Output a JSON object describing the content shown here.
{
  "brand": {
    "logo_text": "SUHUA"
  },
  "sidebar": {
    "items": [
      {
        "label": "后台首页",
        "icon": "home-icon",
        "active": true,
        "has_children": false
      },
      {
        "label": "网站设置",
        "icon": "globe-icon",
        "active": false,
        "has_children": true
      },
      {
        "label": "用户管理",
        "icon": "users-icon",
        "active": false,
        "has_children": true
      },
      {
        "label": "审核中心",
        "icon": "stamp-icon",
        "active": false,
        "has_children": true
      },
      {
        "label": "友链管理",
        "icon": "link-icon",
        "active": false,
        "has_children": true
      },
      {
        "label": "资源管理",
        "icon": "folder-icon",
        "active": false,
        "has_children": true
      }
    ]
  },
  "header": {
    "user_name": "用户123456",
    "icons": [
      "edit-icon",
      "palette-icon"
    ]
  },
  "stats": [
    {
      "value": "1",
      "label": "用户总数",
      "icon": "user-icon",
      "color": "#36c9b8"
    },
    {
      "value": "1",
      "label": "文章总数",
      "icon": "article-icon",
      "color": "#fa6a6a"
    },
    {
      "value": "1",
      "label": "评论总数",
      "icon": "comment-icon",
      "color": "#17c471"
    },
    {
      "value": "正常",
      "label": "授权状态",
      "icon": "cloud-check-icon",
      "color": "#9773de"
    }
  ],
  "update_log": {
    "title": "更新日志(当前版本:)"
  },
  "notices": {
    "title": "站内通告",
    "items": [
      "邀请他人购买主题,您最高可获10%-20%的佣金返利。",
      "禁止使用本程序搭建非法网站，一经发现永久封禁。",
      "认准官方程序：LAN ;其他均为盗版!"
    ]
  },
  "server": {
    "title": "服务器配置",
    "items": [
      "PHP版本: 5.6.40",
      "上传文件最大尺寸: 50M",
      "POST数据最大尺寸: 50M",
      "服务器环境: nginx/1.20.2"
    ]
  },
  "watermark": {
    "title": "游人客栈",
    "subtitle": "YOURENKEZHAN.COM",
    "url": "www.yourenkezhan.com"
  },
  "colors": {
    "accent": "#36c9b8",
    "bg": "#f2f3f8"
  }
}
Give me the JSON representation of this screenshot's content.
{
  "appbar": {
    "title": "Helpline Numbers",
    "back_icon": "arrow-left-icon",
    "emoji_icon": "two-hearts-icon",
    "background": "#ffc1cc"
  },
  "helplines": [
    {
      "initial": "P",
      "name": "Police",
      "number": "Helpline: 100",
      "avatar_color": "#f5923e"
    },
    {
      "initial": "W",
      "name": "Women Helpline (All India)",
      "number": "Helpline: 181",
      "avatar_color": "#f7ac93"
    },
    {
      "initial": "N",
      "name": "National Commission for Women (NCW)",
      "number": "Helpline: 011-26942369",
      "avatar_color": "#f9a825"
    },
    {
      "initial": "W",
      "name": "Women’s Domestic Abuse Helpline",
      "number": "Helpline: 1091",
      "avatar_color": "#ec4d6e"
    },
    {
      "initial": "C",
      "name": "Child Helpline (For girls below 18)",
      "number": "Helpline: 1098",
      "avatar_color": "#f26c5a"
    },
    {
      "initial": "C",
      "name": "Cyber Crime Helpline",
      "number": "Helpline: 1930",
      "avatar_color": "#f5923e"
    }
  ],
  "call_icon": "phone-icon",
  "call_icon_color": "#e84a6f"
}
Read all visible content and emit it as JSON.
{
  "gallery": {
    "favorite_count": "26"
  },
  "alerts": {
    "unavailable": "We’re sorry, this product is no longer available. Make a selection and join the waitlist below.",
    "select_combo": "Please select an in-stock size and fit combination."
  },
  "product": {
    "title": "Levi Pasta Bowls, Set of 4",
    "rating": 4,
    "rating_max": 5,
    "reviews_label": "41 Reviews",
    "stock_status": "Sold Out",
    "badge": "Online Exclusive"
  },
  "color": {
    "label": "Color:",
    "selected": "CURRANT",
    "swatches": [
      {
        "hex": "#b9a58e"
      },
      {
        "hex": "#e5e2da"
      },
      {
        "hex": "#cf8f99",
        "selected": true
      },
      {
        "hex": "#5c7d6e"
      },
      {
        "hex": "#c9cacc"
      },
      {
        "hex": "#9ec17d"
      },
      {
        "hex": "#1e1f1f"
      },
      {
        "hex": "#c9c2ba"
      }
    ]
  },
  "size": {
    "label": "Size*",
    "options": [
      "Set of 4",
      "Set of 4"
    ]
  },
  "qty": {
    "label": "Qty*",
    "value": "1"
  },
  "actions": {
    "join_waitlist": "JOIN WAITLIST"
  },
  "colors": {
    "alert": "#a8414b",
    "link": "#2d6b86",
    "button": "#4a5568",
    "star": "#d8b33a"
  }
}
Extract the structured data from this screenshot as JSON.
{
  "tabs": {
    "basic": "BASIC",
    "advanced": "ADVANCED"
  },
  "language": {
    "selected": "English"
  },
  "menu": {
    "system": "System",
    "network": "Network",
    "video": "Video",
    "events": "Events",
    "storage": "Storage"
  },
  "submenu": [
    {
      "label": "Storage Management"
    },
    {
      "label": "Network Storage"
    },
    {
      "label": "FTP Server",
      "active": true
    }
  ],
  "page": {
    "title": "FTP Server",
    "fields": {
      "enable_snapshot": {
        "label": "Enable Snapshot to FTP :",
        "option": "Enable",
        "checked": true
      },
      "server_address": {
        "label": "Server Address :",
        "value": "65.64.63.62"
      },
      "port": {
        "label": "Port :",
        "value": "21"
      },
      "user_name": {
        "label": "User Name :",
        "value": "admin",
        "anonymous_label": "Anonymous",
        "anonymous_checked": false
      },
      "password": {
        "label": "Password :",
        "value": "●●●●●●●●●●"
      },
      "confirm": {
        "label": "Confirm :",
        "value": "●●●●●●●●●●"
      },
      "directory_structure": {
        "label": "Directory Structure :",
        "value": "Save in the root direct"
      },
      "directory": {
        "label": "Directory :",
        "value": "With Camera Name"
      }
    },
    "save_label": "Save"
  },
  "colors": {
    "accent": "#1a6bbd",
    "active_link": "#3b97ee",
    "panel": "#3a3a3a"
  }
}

◇ ◇ ◇ ◇ ◇

- _WORK TO BE COMPLETED_
Copy out each record, keeping every word as it is.

- _WRITTEN SOLUTION_
Output a JSON object describing the content shown here.
{
  "brand": {
    "logo_text": "SUHUA"
  },
  "sidebar": {
    "items": [
      {
        "label": "后台首页",
        "icon": "home-icon",
        "active": true,
        "has_children": false
      },
      {
        "label": "网站设置",
        "icon": "globe-icon",
        "active": false,
        "has_children": true
      },
      {
        "label": "用户管理",
        "icon": "users-icon",
        "active": false,
        "has_children": true
      },
      {
        "label": "审核中心",
        "icon": "stamp-icon",
        "active": false,
        "has_children": true
      },
      {
        "label": "友链管理",
        "icon": "link-icon",
        "active": false,
        "has_children": true
      },
      {
        "label": "资源管理",
        "icon": "folder-icon",
        "active": false,
        "has_children": true
      }
    ]
  },
  "header": {
    "user_name": "用户123456",
    "icons": [
      "edit-icon",
      "palette-icon"
    ]
  },
  "stats": [
    {
      "value": "1",
      "label": "用户总数",
      "icon": "user-icon",
      "color": "#36c9b8"
    },
    {
      "value": "1",
      "label": "文章总数",
      "icon": "article-icon",
      "color": "#fa6a6a"
    },
    {
      "value": "1",
      "label": "评论总数",
      "icon": "comment-icon",
      "color": "#17c471"
    },
    {
      "value": "正常",
      "label": "授权状态",
      "icon": "cloud-check-icon",
      "color": "#9773de"
    }
  ],
  "update_log": {
    "title": "更新日志(当前版本:)"
  },
  "notices": {
    "title": "站内通告",
    "items": [
      "邀请他人购买主题,您最高可获10%-20%的佣金返利。",
      "禁止使用本程序搭建非法网站，一经发现永久封禁。",
      "认准官方程序：LAN ;其他均为盗版!"
    ]
  },
  "server": {
    "title": "服务器配置",
    "items": [
      "PHP版本: 5.6.40",
      "上传文件最大尺寸: 50M",
      "POST数据最大尺寸: 50M",
      "服务器环境: nginx/1.20.2"
    ]
  },
  "watermark": {
    "title": "游人客栈",
    "subtitle": "YOURENKEZHAN.COM",
    "url": "www.yourenkezhan.com"
  },
  "colors": {
    "accent": "#36c9b8",
    "bg": "#f2f3f8"
  }
}
Give me the JSON representation of this screenshot's content.
{
  "appbar": {
    "title": "Helpline Numbers",
    "back_icon": "arrow-left-icon",
    "emoji_icon": "two-hearts-icon",
    "background": "#ffc1cc"
  },
  "helplines": [
    {
      "initial": "P",
      "name": "Police",
      "number": "Helpline: 100",
      "avatar_color": "#f5923e"
    },
    {
      "initial": "W",
      "name": "Women Helpline (All India)",
      "number": "Helpline: 181",
      "avatar_color": "#f7ac93"
    },
    {
      "initial": "N",
      "name": "National Commission for Women (NCW)",
      "number": "Helpline: 011-26942369",
      "avatar_color": "#f9a825"
    },
    {
      "initial": "W",
      "name": "Women’s Domestic Abuse Helpline",
      "number": "Helpline: 1091",
      "avatar_color": "#ec4d6e"
    },
    {
      "initial": "C",
      "name": "Child Helpline (For girls below 18)",
      "number": "Helpline: 1098",
      "avatar_color": "#f26c5a"
    },
    {
      "initial": "C",
      "name": "Cyber Crime Helpline",
      "number": "Helpline: 1930",
      "avatar_color": "#f5923e"
    }
  ],
  "call_icon": "phone-icon",
  "call_icon_color": "#e84a6f"
}
Read all visible content and emit it as JSON.
{
  "gallery": {
    "favorite_count": "26"
  },
  "alerts": {
    "unavailable": "We’re sorry, this product is no longer available. Make a selection and join the waitlist below.",
    "select_combo": "Please select an in-stock size and fit combination."
  },
  "product": {
    "title": "Levi Pasta Bowls, Set of 4",
    "rating": 4,
    "rating_max": 5,
    "reviews_label": "41 Reviews",
    "stock_status": "Sold Out",
    "badge": "Online Exclusive"
  },
  "color": {
    "label": "Color:",
    "selected": "CURRANT",
    "swatches": [
      {
        "hex": "#b9a58e"
      },
      {
        "hex": "#e5e2da"
      },
      {
        "hex": "#cf8f99",
        "selected": true
      },
      {
        "hex": "#5c7d6e"
      },
      {
        "hex": "#c9cacc"
      },
      {
        "hex": "#9ec17d"
      },
      {
        "hex": "#1e1f1f"
      },
      {
        "hex": "#c9c2ba"
      }
    ]
  },
  "size": {
    "label": "Size*",
    "options": [
      "Set of 4",
      "Set of 4"
    ]
  },
  "qty": {
    "label": "Qty*",
    "value": "1"
  },
  "actions": {
    "join_waitlist": "JOIN WAITLIST"
  },
  "colors": {
    "alert": "#a8414b",
    "link": "#2d6b86",
    "button": "#4a5568",
    "star": "#d8b33a"
  }
}
Extract the structured data from this screenshot as JSON.
{
  "tabs": {
    "basic": "BASIC",
    "advanced": "ADVANCED"
  },
  "language": {
    "selected": "English"
  },
  "menu": {
    "system": "System",
    "network": "Network",
    "video": "Video",
    "events": "Events",
    "storage": "Storage"
  },
  "submenu": [
    {
      "label": "Storage Management"
    },
    {
      "label": "Network Storage"
    },
    {
      "label": "FTP Server",
      "active": true
    }
  ],
  "page": {
    "title": "FTP Server",
    "fields": {
      "enable_snapshot": {
        "label": "Enable Snapshot to FTP :",
        "option": "Enable",
        "checked": true
      },
      "server_address": {
        "label": "Server Address :",
        "value": "65.64.63.62"
      },
      "port": {
        "label": "Port :",
        "value": "21"
      },
      "user_name": {
        "label": "User Name :",
        "value": "admin",
        "anonymous_label": "Anonymous",
        "anonymous_checked": false
      },
      "password": {
        "label": "Password :",
        "value": "●●●●●●●●●●"
      },
      "confirm": {
        "label": "Confirm :",
        "value": "●●●●●●●●●●"
      },
      "directory_structure": {
        "label": "Directory Structure :",
        "value": "Save in the root direct"
      },
      "directory": {
        "label": "Directory :",
        "value": "With Camera Name"
      }
    },
    "save_label": "Save"
  },
  "colors": {
    "accent": "#1a6bbd",
    "active_link": "#3b97ee",
    "panel": "#3a3a3a"
  }
}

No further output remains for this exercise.